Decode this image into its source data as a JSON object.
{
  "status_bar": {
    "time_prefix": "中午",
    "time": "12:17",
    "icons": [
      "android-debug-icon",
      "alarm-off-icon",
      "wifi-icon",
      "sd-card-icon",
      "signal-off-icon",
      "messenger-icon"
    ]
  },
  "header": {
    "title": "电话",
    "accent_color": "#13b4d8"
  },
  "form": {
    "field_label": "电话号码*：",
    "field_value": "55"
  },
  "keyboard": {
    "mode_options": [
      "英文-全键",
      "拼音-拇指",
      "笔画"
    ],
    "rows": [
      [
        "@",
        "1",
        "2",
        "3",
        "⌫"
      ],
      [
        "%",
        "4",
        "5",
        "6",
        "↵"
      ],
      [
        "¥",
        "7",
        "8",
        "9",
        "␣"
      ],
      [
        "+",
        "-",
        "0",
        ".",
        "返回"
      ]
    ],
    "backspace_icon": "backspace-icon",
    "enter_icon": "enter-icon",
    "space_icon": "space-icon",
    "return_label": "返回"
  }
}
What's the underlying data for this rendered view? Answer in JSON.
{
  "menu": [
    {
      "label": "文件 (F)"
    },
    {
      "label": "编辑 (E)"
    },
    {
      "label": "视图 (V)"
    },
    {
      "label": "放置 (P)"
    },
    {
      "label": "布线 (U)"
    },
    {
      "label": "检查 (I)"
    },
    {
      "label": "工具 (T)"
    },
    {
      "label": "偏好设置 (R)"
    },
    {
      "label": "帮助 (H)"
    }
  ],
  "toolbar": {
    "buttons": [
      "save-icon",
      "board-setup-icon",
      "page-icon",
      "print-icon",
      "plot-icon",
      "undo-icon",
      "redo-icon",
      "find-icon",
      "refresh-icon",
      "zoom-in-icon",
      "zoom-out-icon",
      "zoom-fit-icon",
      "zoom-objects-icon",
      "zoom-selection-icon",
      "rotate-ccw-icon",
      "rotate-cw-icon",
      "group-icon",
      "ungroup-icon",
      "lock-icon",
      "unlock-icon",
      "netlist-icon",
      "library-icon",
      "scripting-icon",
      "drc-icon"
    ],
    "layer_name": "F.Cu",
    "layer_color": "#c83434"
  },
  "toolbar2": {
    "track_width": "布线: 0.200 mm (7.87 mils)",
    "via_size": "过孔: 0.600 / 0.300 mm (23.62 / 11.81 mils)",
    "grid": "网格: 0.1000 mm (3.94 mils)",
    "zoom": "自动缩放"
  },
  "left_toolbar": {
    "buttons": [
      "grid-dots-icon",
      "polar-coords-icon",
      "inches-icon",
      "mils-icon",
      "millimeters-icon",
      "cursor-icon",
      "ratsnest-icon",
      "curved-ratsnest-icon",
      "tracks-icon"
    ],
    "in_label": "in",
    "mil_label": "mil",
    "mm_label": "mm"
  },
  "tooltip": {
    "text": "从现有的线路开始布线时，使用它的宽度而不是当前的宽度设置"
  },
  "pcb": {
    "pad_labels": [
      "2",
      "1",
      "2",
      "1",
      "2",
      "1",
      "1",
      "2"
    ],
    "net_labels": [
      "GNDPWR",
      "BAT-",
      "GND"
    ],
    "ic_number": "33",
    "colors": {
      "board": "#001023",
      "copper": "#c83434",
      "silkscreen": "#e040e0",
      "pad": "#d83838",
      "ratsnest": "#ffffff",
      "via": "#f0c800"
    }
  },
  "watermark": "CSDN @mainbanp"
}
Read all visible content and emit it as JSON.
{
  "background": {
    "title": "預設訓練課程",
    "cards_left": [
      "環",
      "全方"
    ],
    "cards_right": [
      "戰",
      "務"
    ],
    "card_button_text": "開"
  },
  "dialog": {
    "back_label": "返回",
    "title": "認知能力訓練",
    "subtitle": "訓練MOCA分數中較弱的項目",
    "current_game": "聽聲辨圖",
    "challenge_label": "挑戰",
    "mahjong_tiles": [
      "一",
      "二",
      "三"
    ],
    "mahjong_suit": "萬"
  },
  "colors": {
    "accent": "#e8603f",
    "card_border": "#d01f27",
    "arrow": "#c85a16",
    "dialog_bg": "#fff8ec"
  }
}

**********

Task to carry out: Gather each line from the entries above that includes the word "grid".

Response below:
    "grid": "网格: 0.1000 mm (3.94 mils)",
      "grid-dots-icon",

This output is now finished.